Check every line of the entries for "Criteria", and copy the lines that hold it.

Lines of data
━━━━━━━━━━━━━━━━━━━━━━━━━━━━━━

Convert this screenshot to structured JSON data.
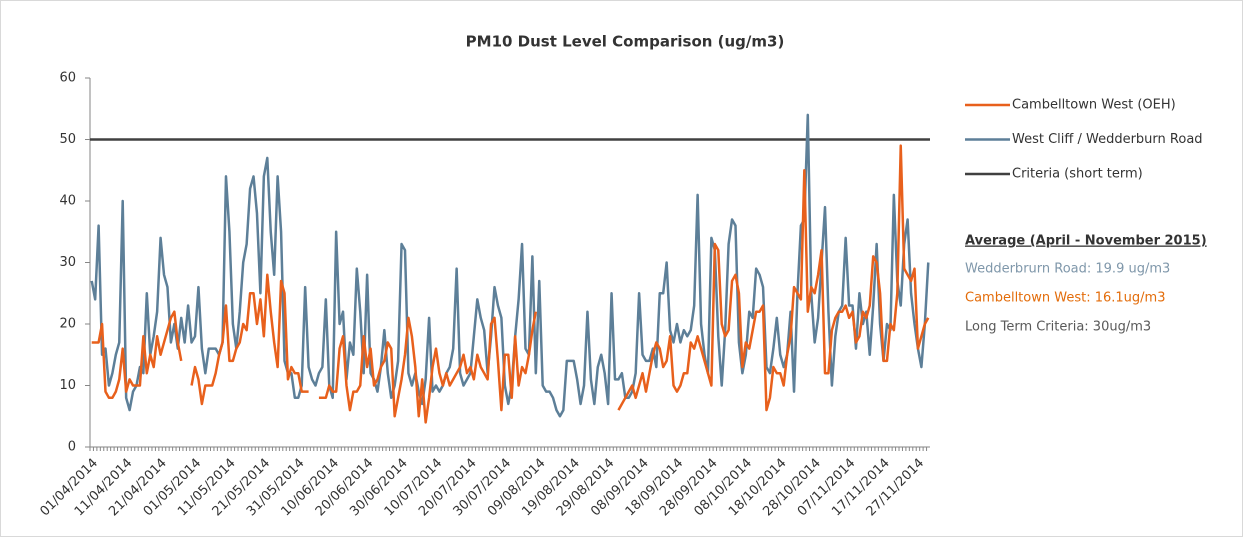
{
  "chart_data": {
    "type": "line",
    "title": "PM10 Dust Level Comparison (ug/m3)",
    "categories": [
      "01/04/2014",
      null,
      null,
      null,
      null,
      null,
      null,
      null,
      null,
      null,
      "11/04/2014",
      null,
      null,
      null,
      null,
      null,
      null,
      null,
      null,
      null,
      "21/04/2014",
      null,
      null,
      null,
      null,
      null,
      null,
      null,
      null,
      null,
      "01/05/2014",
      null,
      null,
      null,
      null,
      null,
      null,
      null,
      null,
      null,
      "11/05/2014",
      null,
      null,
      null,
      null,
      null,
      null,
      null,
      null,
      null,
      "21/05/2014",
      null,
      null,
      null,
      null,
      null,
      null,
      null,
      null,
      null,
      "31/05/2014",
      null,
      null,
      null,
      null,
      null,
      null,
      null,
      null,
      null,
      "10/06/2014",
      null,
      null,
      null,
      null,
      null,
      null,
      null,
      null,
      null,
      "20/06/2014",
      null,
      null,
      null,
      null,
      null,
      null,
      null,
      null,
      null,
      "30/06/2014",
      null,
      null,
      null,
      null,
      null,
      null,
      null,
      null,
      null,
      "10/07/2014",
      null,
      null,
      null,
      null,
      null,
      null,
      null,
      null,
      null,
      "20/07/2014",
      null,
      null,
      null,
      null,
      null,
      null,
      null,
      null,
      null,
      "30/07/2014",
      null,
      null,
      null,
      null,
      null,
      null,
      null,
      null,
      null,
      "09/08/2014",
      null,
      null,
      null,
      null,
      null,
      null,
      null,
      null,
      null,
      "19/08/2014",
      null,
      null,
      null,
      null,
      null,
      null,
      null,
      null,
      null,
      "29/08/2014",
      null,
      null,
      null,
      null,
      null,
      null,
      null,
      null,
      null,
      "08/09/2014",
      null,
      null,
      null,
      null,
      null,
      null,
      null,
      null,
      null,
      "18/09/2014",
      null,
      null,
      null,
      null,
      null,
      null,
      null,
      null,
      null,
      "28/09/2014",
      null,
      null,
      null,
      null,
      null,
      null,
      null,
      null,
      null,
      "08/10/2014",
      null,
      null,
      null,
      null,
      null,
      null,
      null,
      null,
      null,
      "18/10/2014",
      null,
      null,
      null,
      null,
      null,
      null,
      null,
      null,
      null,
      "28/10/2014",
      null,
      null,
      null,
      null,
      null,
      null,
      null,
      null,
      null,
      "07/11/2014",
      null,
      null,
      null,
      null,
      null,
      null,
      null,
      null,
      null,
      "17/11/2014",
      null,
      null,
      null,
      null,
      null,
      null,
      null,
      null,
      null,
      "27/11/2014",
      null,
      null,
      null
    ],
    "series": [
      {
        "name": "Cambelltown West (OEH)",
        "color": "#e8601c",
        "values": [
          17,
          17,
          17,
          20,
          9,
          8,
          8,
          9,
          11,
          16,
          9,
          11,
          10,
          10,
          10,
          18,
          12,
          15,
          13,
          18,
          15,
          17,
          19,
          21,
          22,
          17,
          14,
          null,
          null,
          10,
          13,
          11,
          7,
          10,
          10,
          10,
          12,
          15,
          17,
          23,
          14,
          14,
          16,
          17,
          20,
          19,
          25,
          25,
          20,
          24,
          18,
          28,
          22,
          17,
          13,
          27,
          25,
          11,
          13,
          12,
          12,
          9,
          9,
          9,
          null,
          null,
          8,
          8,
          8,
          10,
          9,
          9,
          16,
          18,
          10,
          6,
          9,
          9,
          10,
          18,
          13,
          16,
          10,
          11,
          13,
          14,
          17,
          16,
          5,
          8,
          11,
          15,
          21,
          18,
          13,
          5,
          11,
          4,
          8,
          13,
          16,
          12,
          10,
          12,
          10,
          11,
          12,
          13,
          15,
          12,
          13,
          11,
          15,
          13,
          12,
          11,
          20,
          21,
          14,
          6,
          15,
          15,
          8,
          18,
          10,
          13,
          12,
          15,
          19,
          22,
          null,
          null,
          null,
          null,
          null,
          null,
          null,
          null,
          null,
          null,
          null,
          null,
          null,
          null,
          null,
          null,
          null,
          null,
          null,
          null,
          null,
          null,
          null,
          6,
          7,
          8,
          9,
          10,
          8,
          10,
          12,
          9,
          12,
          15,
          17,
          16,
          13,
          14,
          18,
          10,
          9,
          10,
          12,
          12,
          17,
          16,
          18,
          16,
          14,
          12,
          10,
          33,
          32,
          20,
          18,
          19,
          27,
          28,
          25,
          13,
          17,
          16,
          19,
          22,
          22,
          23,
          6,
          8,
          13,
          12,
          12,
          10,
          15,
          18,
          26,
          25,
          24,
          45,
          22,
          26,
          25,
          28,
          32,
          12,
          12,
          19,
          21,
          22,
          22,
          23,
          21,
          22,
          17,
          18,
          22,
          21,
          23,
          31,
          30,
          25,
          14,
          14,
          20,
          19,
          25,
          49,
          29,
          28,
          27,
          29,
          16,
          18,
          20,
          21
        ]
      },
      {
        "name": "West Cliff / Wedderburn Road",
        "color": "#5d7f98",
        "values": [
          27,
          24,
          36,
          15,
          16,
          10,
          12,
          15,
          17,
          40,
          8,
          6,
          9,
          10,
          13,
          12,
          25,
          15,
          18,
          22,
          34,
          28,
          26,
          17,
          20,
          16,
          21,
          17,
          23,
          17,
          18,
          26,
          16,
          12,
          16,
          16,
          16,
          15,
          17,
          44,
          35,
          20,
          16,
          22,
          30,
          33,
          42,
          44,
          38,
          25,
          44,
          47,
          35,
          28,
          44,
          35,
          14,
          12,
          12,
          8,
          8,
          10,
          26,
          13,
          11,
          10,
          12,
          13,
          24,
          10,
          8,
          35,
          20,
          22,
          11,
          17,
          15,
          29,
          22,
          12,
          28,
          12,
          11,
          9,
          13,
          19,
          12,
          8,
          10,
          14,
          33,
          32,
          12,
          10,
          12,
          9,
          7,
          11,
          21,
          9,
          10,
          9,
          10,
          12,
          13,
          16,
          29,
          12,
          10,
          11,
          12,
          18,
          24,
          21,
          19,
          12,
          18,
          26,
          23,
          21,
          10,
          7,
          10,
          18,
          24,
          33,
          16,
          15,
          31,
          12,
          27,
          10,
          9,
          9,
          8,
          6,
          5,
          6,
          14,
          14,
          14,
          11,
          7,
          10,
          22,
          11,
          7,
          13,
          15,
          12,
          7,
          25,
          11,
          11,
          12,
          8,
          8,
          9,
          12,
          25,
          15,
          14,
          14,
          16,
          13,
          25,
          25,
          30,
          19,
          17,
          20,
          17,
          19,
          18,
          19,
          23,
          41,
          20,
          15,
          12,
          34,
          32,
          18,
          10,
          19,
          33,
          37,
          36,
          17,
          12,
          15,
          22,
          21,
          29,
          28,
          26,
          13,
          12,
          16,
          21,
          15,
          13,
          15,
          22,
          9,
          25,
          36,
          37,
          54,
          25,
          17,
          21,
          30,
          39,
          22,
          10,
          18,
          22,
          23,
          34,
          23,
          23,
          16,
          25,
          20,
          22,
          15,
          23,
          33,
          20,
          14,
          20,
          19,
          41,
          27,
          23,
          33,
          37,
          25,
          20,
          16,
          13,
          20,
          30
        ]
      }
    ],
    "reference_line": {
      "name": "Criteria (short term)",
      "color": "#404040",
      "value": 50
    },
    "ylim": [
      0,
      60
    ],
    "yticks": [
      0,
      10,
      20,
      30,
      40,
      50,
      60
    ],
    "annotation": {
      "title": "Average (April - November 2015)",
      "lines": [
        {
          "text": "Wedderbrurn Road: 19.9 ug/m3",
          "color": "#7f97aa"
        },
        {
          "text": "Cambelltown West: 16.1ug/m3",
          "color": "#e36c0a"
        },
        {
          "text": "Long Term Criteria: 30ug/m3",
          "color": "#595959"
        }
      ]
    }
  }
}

━━━━━━━━━━━━━━━━━━━━━━━━━━━━━━

Written reply
      "name": "Criteria (short term)",
          "text": "Long Term Criteria: 30ug/m3",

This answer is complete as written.